[Labeled region entries]
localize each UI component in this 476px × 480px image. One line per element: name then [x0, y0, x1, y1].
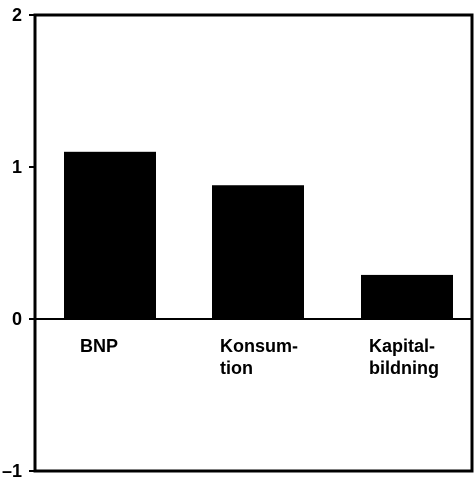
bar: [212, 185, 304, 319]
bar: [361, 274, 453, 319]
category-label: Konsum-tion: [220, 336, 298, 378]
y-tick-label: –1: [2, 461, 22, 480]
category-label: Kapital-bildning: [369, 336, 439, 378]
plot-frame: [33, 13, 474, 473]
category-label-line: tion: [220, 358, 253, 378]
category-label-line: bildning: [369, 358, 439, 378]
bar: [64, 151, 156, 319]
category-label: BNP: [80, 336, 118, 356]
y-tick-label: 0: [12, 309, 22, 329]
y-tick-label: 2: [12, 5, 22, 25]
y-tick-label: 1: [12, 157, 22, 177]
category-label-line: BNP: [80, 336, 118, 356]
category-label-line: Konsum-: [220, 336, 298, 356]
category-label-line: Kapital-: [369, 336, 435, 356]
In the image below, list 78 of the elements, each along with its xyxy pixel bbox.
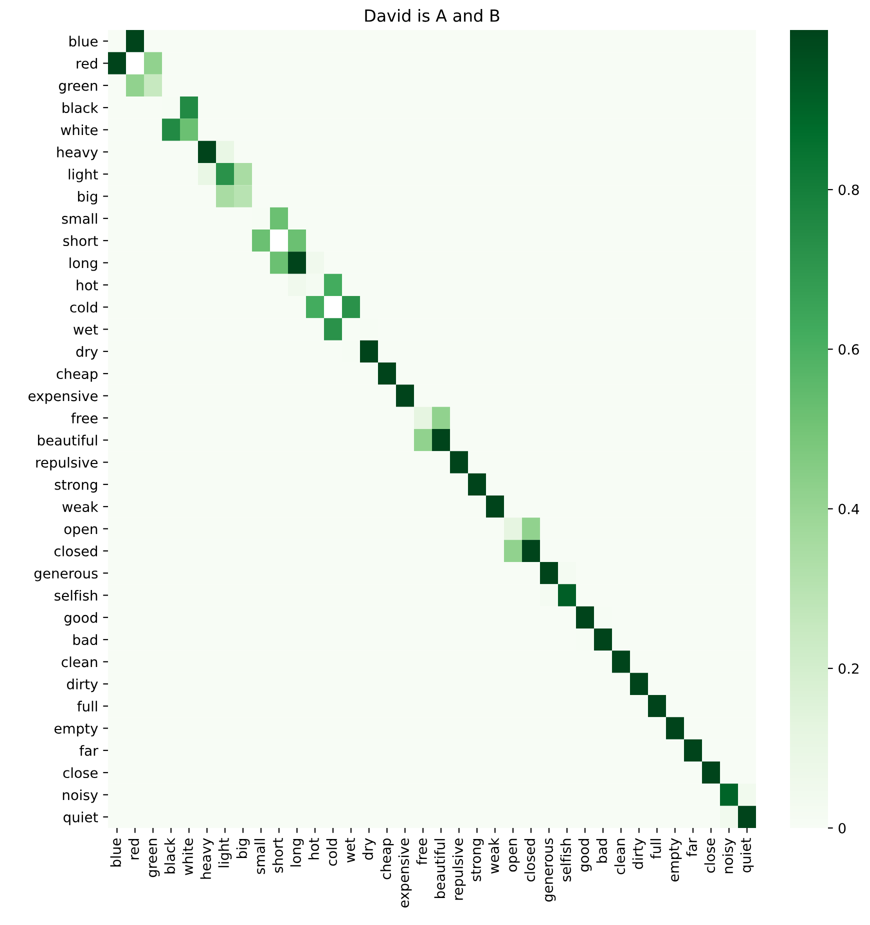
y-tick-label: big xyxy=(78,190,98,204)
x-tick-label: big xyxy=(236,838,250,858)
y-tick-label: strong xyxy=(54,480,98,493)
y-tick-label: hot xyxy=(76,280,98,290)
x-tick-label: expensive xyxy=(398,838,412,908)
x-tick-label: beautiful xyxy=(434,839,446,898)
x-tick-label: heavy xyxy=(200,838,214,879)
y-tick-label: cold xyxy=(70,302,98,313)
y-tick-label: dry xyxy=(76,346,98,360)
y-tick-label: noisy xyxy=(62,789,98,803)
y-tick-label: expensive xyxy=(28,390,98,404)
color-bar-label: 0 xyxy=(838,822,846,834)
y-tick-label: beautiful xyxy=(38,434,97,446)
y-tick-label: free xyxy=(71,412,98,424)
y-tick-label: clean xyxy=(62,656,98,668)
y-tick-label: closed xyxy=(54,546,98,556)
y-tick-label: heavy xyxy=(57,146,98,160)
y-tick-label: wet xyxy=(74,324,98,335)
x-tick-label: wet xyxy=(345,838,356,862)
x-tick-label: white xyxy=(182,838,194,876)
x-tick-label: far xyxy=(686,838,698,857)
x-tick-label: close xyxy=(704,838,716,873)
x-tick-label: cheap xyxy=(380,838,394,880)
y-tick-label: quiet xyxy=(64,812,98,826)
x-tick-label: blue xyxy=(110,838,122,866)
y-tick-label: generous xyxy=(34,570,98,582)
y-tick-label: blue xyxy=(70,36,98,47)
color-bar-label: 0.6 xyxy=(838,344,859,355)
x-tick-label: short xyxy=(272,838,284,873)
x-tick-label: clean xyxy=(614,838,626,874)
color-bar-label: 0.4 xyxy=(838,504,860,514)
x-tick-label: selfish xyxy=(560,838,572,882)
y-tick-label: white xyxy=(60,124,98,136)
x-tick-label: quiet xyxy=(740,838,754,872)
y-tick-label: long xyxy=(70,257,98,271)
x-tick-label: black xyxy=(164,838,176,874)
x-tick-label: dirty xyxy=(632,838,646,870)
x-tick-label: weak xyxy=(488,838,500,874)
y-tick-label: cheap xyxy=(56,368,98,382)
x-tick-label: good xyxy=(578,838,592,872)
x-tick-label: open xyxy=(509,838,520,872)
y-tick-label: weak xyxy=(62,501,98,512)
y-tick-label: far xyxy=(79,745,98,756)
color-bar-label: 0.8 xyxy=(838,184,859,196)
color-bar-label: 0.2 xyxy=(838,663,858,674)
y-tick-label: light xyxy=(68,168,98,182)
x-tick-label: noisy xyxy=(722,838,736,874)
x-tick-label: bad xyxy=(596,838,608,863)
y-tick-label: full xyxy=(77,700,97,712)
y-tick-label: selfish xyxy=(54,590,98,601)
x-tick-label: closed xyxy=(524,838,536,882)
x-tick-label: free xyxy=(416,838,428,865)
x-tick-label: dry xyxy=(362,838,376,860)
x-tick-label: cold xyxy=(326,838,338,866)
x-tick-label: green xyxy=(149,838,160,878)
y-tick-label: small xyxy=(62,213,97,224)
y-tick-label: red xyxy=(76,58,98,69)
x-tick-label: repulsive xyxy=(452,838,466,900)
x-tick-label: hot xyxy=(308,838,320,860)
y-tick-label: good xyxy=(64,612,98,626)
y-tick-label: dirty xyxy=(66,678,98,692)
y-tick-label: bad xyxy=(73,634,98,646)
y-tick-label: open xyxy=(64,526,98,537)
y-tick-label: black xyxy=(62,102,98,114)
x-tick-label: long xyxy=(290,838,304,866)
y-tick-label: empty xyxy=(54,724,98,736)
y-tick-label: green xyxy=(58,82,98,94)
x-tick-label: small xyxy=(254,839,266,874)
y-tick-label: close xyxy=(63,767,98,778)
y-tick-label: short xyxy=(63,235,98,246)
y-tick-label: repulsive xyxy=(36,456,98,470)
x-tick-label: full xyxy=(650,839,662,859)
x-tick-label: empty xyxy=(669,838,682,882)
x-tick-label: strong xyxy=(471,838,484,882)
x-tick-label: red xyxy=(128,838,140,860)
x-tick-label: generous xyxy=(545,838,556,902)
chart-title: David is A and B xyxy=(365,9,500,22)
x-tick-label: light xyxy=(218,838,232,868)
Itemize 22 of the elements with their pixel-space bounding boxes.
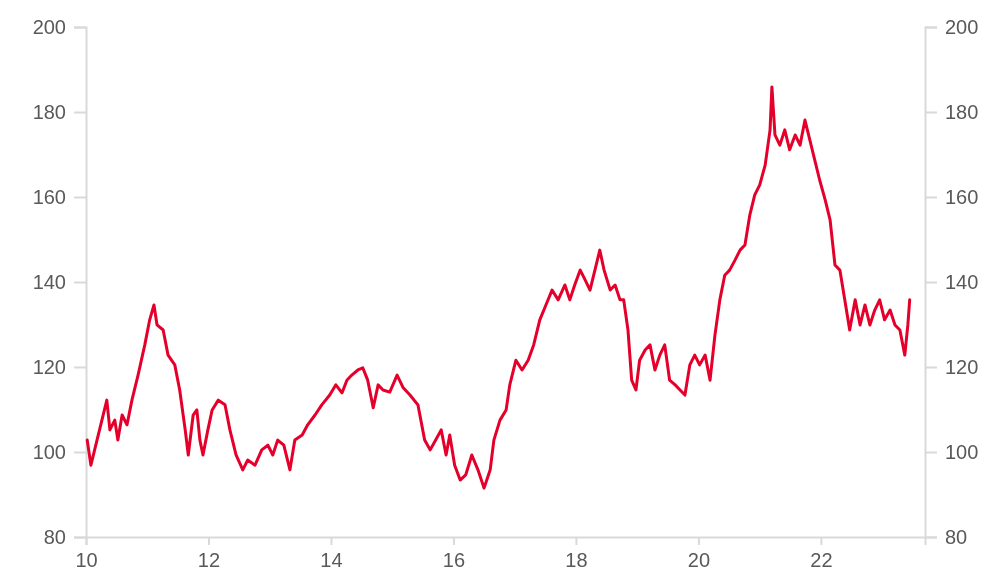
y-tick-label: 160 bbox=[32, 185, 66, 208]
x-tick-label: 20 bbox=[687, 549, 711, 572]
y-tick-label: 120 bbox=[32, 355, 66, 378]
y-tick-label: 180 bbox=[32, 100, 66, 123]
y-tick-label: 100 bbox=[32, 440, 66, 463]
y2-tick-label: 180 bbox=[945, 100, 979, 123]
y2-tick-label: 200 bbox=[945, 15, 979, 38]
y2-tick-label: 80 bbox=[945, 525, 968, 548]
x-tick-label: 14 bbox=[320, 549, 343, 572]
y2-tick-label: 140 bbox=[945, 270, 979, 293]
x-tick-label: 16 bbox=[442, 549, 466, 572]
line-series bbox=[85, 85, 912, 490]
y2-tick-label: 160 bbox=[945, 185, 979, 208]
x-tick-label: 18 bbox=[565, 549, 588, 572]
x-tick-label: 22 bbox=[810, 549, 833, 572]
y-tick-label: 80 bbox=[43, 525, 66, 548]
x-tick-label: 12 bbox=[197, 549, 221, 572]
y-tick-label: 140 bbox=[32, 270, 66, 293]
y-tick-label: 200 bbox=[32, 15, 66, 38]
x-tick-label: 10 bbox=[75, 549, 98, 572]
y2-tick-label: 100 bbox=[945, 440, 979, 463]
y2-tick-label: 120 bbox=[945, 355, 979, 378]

→ **REQUEST**: Give every line of the listing above as a JSON list of strings, one string per line, with blank lines left out. Omit the pictures from the list.

→ **THE RESPONSE**:
[
  "localize each UI component in this 476px × 480px image. One line per element: name then [x0, y0, x1, y1].",
  "bar: [212, 185, 304, 319]",
  "bar: [361, 274, 453, 319]",
  "category-label: Konsum-tion: [220, 336, 298, 378]",
  "y-tick-label: –1: [2, 461, 22, 480]",
  "category-label: Kapital-bildning: [369, 336, 439, 378]",
  "plot-frame: [33, 13, 474, 473]",
  "category-label-line: tion: [220, 358, 253, 378]",
  "category-label-line: bildning: [369, 358, 439, 378]",
  "bar: [64, 151, 156, 319]",
  "category-label: BNP: [80, 336, 118, 356]",
  "y-tick-label: 0: [12, 309, 22, 329]",
  "y-tick-label: 2: [12, 5, 22, 25]",
  "y-tick-label: 1: [12, 157, 22, 177]",
  "category-label-line: BNP: [80, 336, 118, 356]",
  "category-label-line: Konsum-: [220, 336, 298, 356]",
  "category-label-line: Kapital-: [369, 336, 435, 356]",
  "In the image below, list 78 of the elements, each along with its xyxy pixel bbox.",
  "y-tick-label: big xyxy=(78,190,98,204)",
  "x-tick-label: big xyxy=(236,838,250,858)",
  "y-tick-label: strong xyxy=(54,480,98,493)",
  "y-tick-label: hot xyxy=(76,280,98,290)",
  "x-tick-label: expensive xyxy=(398,838,412,908)",
  "x-tick-label: beautiful xyxy=(434,839,446,898)",
  "x-tick-label: heavy xyxy=(200,838,214,879)",
  "y-tick-label: cold xyxy=(70,302,98,313)",
  "y-tick-label: dry xyxy=(76,346,98,360)",
  "y-tick-label: noisy xyxy=(62,789,98,803)",
  "y-tick-label: expensive xyxy=(28,390,98,404)",
  "color-bar-label: 0 xyxy=(838,822,846,834)",
  "y-tick-label: beautiful xyxy=(38,434,97,446)",
  "y-tick-label: free xyxy=(71,412,98,424)",
  "y-tick-label: clean xyxy=(62,656,98,668)",
  "y-tick-label: closed xyxy=(54,546,98,556)",
  "y-tick-label: heavy xyxy=(57,146,98,160)",
  "y-tick-label: wet xyxy=(74,324,98,335)",
  "x-tick-label: wet xyxy=(345,838,356,862)",
  "x-tick-label: white xyxy=(182,838,194,876)",
  "x-tick-label: far xyxy=(686,838,698,857)",
  "x-tick-label: close xyxy=(704,838,716,873)",
  "x-tick-label: cheap xyxy=(380,838,394,880)",
  "y-tick-label: quiet xyxy=(64,812,98,826)",
  "x-tick-label: blue xyxy=(110,838,122,866)",
  "y-tick-label: generous xyxy=(34,570,98,582)",
  "y-tick-label: blue xyxy=(70,36,98,47)",
  "color-bar-label: 0.6 xyxy=(838,344,859,355)",
  "x-tick-label: short xyxy=(272,838,284,873)",
  "x-tick-label: clean xyxy=(614,838,626,874)",
  "color-bar-label: 0.4 xyxy=(838,504,860,514)",
  "x-tick-label: selfish xyxy=(560,838,572,882)",
  "y-tick-label: white xyxy=(60,124,98,136)",
  "x-tick-label: quiet xyxy=(740,838,754,872)",
  "y-tick-label: long xyxy=(70,257,98,271)",
  "x-tick-label: black xyxy=(164,838,176,874)",
  "x-tick-label: dirty xyxy=(632,838,646,870)",
  "x-tick-label: weak xyxy=(488,838,500,874)",
  "y-tick-label: cheap xyxy=(56,368,98,382)",
  "x-tick-label: good xyxy=(578,838,592,872)",
  "x-tick-label: open xyxy=(509,838,520,872)",
  "y-tick-label: weak xyxy=(62,501,98,512)",
  "y-tick-label: far xyxy=(79,745,98,756)",
  "color-bar-label: 0.8 xyxy=(838,184,859,196)",
  "color-bar-label: 0.2 xyxy=(838,663,858,674)",
  "y-tick-label: light xyxy=(68,168,98,182)",
  "x-tick-label: noisy xyxy=(722,838,736,874)",
  "x-tick-label: bad xyxy=(596,838,608,863)",
  "y-tick-label: full xyxy=(77,700,97,712)",
  "y-tick-label: selfish xyxy=(54,590,98,601)",
  "x-tick-label: closed xyxy=(524,838,536,882)",
  "x-tick-label: free xyxy=(416,838,428,865)",
  "x-tick-label: dry xyxy=(362,838,376,860)",
  "x-tick-label: cold xyxy=(326,838,338,866)",
  "x-tick-label: green xyxy=(149,838,160,878)",
  "y-tick-label: small xyxy=(62,213,97,224)",
  "y-tick-label: red xyxy=(76,58,98,69)",
  "x-tick-label: repulsive xyxy=(452,838,466,900)",
  "x-tick-label: hot xyxy=(308,838,320,860)",
  "y-tick-label: good xyxy=(64,612,98,626)",
  "y-tick-label: dirty xyxy=(66,678,98,692)",
  "y-tick-label: bad xyxy=(73,634,98,646)",
  "y-tick-label: open xyxy=(64,526,98,537)",
  "y-tick-label: black xyxy=(62,102,98,114)",
  "x-tick-label: long xyxy=(290,838,304,866)",
  "y-tick-label: empty xyxy=(54,724,98,736)",
  "y-tick-label: green xyxy=(58,82,98,94)",
  "x-tick-label: small xyxy=(254,839,266,874)",
  "y-tick-label: close xyxy=(63,767,98,778)",
  "y-tick-label: short xyxy=(63,235,98,246)",
  "y-tick-label: repulsive xyxy=(36,456,98,470)",
  "x-tick-label: full xyxy=(650,839,662,859)",
  "x-tick-label: empty xyxy=(669,838,682,882)",
  "x-tick-label: strong xyxy=(471,838,484,882)",
  "x-tick-label: red xyxy=(128,838,140,860)",
  "x-tick-label: generous xyxy=(545,838,556,902)",
  "chart-title: David is A and B xyxy=(365,9,500,22)",
  "x-tick-label: light xyxy=(218,838,232,868)",
  "Itemize 22 of the elements with their pixel-space bounding boxes.",
  "y-tick-label: 160 bbox=[32, 185, 66, 208]",
  "x-tick-label: 20 bbox=[687, 549, 711, 572]",
  "y-tick-label: 120 bbox=[32, 355, 66, 378]",
  "y-tick-label: 180 bbox=[32, 100, 66, 123]",
  "y-tick-label: 100 bbox=[32, 440, 66, 463]",
  "y2-tick-label: 180 bbox=[945, 100, 979, 123]",
  "y2-tick-label: 200 bbox=[945, 15, 979, 38]",
  "y2-tick-label: 80 bbox=[945, 525, 968, 548]",
  "x-tick-label: 14 bbox=[320, 549, 343, 572]",
  "y2-tick-label: 140 bbox=[945, 270, 979, 293]",
  "x-tick-label: 16 bbox=[442, 549, 466, 572]",
  "line-series bbox=[85, 85, 912, 490]",
  "y2-tick-label: 160 bbox=[945, 185, 979, 208]",
  "x-tick-label: 18 bbox=[565, 549, 588, 572]",
  "x-tick-label: 22 bbox=[810, 549, 833, 572]",
  "y-tick-label: 80 bbox=[43, 525, 66, 548]",
  "x-tick-label: 12 bbox=[197, 549, 221, 572]",
  "y-tick-label: 140 bbox=[32, 270, 66, 293]",
  "y-tick-label: 200 bbox=[32, 15, 66, 38]",
  "x-tick-label: 10 bbox=[75, 549, 98, 572]",
  "y2-tick-label: 100 bbox=[945, 440, 979, 463]",
  "y2-tick-label: 120 bbox=[945, 355, 979, 378]"
]